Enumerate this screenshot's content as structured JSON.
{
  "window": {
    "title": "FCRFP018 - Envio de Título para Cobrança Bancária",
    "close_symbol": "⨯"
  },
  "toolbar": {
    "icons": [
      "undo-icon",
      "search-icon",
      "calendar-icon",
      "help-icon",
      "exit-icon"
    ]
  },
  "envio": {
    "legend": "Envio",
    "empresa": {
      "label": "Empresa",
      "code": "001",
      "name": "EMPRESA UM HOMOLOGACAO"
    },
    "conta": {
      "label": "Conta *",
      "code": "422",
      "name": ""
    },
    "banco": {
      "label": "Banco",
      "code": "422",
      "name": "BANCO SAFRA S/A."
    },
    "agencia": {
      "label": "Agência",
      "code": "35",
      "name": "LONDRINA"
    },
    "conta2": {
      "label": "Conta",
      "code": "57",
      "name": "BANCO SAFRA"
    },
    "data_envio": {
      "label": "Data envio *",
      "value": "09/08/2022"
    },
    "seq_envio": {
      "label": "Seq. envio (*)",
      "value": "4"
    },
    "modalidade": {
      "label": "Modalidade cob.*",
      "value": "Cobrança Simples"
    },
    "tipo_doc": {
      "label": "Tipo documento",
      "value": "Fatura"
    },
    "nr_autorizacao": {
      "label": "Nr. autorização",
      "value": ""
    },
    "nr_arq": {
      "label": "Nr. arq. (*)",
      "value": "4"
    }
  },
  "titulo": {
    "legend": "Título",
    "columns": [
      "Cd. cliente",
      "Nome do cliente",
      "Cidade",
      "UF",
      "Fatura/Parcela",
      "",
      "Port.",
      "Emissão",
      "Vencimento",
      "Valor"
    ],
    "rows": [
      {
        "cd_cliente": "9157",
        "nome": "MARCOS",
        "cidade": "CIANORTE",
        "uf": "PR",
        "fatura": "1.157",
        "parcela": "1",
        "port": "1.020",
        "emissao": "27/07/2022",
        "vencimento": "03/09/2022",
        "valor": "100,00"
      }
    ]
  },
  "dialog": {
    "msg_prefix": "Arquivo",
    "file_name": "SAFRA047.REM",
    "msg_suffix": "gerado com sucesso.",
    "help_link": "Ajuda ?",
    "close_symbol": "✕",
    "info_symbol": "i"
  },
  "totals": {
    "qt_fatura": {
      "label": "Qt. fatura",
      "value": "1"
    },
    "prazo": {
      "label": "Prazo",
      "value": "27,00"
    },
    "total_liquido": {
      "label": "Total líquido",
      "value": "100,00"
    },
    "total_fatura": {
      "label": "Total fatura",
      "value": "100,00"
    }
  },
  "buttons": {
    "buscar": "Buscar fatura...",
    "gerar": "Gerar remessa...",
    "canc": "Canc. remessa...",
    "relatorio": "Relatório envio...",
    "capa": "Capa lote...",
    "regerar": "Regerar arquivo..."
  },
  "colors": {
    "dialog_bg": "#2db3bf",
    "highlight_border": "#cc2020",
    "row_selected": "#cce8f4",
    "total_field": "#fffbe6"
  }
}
◆ ◆ ◆ ◆
Transcribe every entry verbatim.

Enumerate this screenshot's content as structured JSON.
{
  "window": {
    "title": "FCRFP018 - Envio de Título para Cobrança Bancária",
    "close_symbol": "⨯"
  },
  "toolbar": {
    "icons": [
      "undo-icon",
      "search-icon",
      "calendar-icon",
      "help-icon",
      "exit-icon"
    ]
  },
  "envio": {
    "legend": "Envio",
    "empresa": {
      "label": "Empresa",
      "code": "001",
      "name": "EMPRESA UM HOMOLOGACAO"
    },
    "conta": {
      "label": "Conta *",
      "code": "422",
      "name": ""
    },
    "banco": {
      "label": "Banco",
      "code": "422",
      "name": "BANCO SAFRA S/A."
    },
    "agencia": {
      "label": "Agência",
      "code": "35",
      "name": "LONDRINA"
    },
    "conta2": {
      "label": "Conta",
      "code": "57",
      "name": "BANCO SAFRA"
    },
    "data_envio": {
      "label": "Data envio *",
      "value": "09/08/2022"
    },
    "seq_envio": {
      "label": "Seq. envio (*)",
      "value": "4"
    },
    "modalidade": {
      "label": "Modalidade cob.*",
      "value": "Cobrança Simples"
    },
    "tipo_doc": {
      "label": "Tipo documento",
      "value": "Fatura"
    },
    "nr_autorizacao": {
      "label": "Nr. autorização",
      "value": ""
    },
    "nr_arq": {
      "label": "Nr. arq. (*)",
      "value": "4"
    }
  },
  "titulo": {
    "legend": "Título",
    "columns": [
      "Cd. cliente",
      "Nome do cliente",
      "Cidade",
      "UF",
      "Fatura/Parcela",
      "",
      "Port.",
      "Emissão",
      "Vencimento",
      "Valor"
    ],
    "rows": [
      {
        "cd_cliente": "9157",
        "nome": "MARCOS",
        "cidade": "CIANORTE",
        "uf": "PR",
        "fatura": "1.157",
        "parcela": "1",
        "port": "1.020",
        "emissao": "27/07/2022",
        "vencimento": "03/09/2022",
        "valor": "100,00"
      }
    ]
  },
  "dialog": {
    "msg_prefix": "Arquivo",
    "file_name": "SAFRA047.REM",
    "msg_suffix": "gerado com sucesso.",
    "help_link": "Ajuda ?",
    "close_symbol": "✕",
    "info_symbol": "i"
  },
  "totals": {
    "qt_fatura": {
      "label": "Qt. fatura",
      "value": "1"
    },
    "prazo": {
      "label": "Prazo",
      "value": "27,00"
    },
    "total_liquido": {
      "label": "Total líquido",
      "value": "100,00"
    },
    "total_fatura": {
      "label": "Total fatura",
      "value": "100,00"
    }
  },
  "buttons": {
    "buscar": "Buscar fatura...",
    "gerar": "Gerar remessa...",
    "canc": "Canc. remessa...",
    "relatorio": "Relatório envio...",
    "capa": "Capa lote...",
    "regerar": "Regerar arquivo..."
  },
  "colors": {
    "dialog_bg": "#2db3bf",
    "highlight_border": "#cc2020",
    "row_selected": "#cce8f4",
    "total_field": "#fffbe6"
  }
}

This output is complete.